* EXERCISE BRIEF *
Scan the entries below. List each line with "Elevation".

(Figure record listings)

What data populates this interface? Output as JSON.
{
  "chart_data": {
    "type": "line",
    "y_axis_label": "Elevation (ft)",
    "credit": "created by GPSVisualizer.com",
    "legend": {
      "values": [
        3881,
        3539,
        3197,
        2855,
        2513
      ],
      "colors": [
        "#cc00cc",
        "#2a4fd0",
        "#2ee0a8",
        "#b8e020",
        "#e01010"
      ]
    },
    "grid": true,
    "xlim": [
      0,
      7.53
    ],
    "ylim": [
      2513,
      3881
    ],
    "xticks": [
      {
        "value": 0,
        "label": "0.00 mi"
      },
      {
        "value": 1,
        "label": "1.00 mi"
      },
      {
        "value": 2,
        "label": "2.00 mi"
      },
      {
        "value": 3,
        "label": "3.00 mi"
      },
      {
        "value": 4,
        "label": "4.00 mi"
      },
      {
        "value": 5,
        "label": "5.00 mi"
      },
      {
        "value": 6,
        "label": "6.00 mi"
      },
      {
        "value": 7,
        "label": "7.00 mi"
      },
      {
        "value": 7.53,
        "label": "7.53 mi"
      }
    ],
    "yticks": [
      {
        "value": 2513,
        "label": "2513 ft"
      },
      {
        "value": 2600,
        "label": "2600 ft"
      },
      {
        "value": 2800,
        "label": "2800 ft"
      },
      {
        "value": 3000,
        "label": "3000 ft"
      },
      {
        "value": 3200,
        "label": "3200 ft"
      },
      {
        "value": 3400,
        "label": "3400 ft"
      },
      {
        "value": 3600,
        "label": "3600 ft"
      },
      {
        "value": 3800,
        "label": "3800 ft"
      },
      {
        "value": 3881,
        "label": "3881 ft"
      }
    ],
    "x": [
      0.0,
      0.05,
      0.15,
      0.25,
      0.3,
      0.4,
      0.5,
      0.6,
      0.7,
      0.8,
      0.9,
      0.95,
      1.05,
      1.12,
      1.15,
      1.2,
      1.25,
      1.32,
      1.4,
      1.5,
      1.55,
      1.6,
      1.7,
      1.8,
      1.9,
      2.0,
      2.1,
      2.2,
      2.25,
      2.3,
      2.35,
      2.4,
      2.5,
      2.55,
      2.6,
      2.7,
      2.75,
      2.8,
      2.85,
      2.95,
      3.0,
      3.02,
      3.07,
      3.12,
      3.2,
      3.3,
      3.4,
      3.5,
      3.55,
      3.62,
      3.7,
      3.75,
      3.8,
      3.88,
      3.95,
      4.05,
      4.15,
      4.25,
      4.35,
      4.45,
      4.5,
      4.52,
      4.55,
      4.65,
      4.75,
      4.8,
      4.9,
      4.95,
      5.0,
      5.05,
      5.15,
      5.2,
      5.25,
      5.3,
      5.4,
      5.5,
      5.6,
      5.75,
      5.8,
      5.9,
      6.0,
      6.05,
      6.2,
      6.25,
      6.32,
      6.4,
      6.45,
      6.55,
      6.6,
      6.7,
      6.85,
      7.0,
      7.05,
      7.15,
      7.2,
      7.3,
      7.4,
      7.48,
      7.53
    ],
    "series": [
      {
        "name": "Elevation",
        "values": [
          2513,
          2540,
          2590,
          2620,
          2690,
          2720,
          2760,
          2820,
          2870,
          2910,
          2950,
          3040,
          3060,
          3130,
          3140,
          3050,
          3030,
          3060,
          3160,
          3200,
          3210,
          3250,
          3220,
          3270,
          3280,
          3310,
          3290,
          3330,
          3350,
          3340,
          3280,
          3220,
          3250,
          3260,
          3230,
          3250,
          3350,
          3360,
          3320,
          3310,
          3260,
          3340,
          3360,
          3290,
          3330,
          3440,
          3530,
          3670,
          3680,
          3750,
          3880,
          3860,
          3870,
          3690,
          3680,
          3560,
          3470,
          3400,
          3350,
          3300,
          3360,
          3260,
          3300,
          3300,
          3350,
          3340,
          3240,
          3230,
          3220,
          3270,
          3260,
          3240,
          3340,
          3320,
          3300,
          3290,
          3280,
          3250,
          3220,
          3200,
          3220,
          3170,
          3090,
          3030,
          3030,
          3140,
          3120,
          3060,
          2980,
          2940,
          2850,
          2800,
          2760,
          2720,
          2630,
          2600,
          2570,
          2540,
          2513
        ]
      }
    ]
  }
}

* SOLUTION BELOW *
    "y_axis_label": "Elevation (ft)",
        "name": "Elevation",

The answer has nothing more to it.